Requirement
Quote every entry word for word.

# # # #

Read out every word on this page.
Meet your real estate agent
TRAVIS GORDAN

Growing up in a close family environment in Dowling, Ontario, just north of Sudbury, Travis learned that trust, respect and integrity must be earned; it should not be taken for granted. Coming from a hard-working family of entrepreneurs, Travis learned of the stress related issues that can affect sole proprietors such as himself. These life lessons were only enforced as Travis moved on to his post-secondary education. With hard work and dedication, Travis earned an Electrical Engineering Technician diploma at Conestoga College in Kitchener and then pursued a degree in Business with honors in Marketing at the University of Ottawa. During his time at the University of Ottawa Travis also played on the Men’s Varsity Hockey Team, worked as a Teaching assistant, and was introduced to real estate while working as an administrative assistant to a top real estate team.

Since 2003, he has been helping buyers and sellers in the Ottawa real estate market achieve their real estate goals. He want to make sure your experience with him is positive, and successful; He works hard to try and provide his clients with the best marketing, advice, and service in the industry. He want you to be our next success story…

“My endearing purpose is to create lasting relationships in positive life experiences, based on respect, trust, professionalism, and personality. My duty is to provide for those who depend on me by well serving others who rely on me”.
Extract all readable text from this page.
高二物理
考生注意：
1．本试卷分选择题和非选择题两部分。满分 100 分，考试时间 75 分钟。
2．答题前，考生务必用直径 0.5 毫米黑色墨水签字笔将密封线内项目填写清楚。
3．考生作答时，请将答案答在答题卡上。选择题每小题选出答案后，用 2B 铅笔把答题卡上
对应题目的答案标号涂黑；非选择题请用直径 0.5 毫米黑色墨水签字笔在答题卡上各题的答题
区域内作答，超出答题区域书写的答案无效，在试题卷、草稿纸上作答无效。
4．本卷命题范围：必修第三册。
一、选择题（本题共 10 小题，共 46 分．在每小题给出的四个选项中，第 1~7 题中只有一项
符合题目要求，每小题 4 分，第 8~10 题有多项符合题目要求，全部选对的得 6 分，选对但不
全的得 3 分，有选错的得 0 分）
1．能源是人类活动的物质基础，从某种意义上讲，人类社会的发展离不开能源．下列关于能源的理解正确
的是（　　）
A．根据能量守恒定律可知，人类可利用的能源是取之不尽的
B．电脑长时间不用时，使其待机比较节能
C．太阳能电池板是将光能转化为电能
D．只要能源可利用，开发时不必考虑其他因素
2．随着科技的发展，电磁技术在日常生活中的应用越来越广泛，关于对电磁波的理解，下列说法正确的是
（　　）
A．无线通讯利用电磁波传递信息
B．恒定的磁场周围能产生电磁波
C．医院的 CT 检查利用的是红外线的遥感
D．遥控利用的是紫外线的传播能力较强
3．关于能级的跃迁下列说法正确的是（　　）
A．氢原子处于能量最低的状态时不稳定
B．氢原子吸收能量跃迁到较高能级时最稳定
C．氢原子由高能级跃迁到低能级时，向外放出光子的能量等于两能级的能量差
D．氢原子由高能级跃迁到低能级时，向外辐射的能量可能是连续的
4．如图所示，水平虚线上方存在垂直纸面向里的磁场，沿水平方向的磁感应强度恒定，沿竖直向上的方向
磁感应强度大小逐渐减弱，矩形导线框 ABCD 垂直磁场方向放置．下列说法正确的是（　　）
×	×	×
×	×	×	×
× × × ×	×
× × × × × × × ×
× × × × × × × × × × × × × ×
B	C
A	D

# # # #

Answer in full
Read out every word on this page.
Meet your real estate agent
TRAVIS GORDAN

Growing up in a close family environment in Dowling, Ontario, just north of Sudbury, Travis learned that trust, respect and integrity must be earned; it should not be taken for granted. Coming from a hard-working family of entrepreneurs, Travis learned of the stress related issues that can affect sole proprietors such as himself. These life lessons were only enforced as Travis moved on to his post-secondary education. With hard work and dedication, Travis earned an Electrical Engineering Technician diploma at Conestoga College in Kitchener and then pursued a degree in Business with honors in Marketing at the University of Ottawa. During his time at the University of Ottawa Travis also played on the Men’s Varsity Hockey Team, worked as a Teaching assistant, and was introduced to real estate while working as an administrative assistant to a top real estate team.

Since 2003, he has been helping buyers and sellers in the Ottawa real estate market achieve their real estate goals. He want to make sure your experience with him is positive, and successful; He works hard to try and provide his clients with the best marketing, advice, and service in the industry. He want you to be our next success story…

“My endearing purpose is to create lasting relationships in positive life experiences, based on respect, trust, professionalism, and personality. My duty is to provide for those who depend on me by well serving others who rely on me”.
Extract all readable text from this page.
高二物理
考生注意：
1．本试卷分选择题和非选择题两部分。满分 100 分，考试时间 75 分钟。
2．答题前，考生务必用直径 0.5 毫米黑色墨水签字笔将密封线内项目填写清楚。
3．考生作答时，请将答案答在答题卡上。选择题每小题选出答案后，用 2B 铅笔把答题卡上
对应题目的答案标号涂黑；非选择题请用直径 0.5 毫米黑色墨水签字笔在答题卡上各题的答题
区域内作答，超出答题区域书写的答案无效，在试题卷、草稿纸上作答无效。
4．本卷命题范围：必修第三册。
一、选择题（本题共 10 小题，共 46 分．在每小题给出的四个选项中，第 1~7 题中只有一项
符合题目要求，每小题 4 分，第 8~10 题有多项符合题目要求，全部选对的得 6 分，选对但不
全的得 3 分，有选错的得 0 分）
1．能源是人类活动的物质基础，从某种意义上讲，人类社会的发展离不开能源．下列关于能源的理解正确
的是（　　）
A．根据能量守恒定律可知，人类可利用的能源是取之不尽的
B．电脑长时间不用时，使其待机比较节能
C．太阳能电池板是将光能转化为电能
D．只要能源可利用，开发时不必考虑其他因素
2．随着科技的发展，电磁技术在日常生活中的应用越来越广泛，关于对电磁波的理解，下列说法正确的是
（　　）
A．无线通讯利用电磁波传递信息
B．恒定的磁场周围能产生电磁波
C．医院的 CT 检查利用的是红外线的遥感
D．遥控利用的是紫外线的传播能力较强
3．关于能级的跃迁下列说法正确的是（　　）
A．氢原子处于能量最低的状态时不稳定
B．氢原子吸收能量跃迁到较高能级时最稳定
C．氢原子由高能级跃迁到低能级时，向外放出光子的能量等于两能级的能量差
D．氢原子由高能级跃迁到低能级时，向外辐射的能量可能是连续的
4．如图所示，水平虚线上方存在垂直纸面向里的磁场，沿水平方向的磁感应强度恒定，沿竖直向上的方向
磁感应强度大小逐渐减弱，矩形导线框 ABCD 垂直磁场方向放置．下列说法正确的是（　　）
×	×	×
×	×	×	×
× × × ×	×
× × × × × × × ×
× × × × × × × × × × × × × ×
B	C
A	D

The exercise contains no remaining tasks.